▸ **Goal**
Bring together all lines of the material below that contain the string "JSON".

++++ The records

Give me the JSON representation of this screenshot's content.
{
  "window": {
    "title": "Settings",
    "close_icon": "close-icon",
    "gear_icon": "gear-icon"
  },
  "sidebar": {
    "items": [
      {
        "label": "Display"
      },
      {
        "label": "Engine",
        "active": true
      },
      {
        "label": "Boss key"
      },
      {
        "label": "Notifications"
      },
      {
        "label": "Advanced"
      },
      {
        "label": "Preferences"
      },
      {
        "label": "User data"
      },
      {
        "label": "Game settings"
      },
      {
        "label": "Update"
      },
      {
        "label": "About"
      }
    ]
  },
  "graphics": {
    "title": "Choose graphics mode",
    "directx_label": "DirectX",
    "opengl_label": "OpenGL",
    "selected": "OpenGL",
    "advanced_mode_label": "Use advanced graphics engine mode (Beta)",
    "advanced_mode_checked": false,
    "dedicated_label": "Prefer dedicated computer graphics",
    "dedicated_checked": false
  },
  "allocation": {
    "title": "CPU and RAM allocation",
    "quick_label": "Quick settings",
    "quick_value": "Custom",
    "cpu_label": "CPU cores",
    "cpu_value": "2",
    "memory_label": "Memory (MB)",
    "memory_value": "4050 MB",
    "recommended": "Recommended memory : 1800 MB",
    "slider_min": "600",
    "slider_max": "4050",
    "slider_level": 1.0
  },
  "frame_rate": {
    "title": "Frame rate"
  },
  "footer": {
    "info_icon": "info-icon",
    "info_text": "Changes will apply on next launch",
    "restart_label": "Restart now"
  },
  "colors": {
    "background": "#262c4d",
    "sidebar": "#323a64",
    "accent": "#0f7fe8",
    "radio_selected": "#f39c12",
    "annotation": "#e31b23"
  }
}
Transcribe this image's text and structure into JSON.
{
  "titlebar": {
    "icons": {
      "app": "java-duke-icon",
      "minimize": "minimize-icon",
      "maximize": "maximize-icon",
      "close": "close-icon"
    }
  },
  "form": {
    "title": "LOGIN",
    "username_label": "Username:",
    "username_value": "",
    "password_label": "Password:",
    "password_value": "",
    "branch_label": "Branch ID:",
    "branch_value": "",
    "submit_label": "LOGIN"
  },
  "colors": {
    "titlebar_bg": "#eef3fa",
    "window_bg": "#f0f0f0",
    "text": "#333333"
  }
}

++++++++

▸ **Result**
Give me the JSON representation of this screenshot's content.
Transcribe this image's text and structure into JSON.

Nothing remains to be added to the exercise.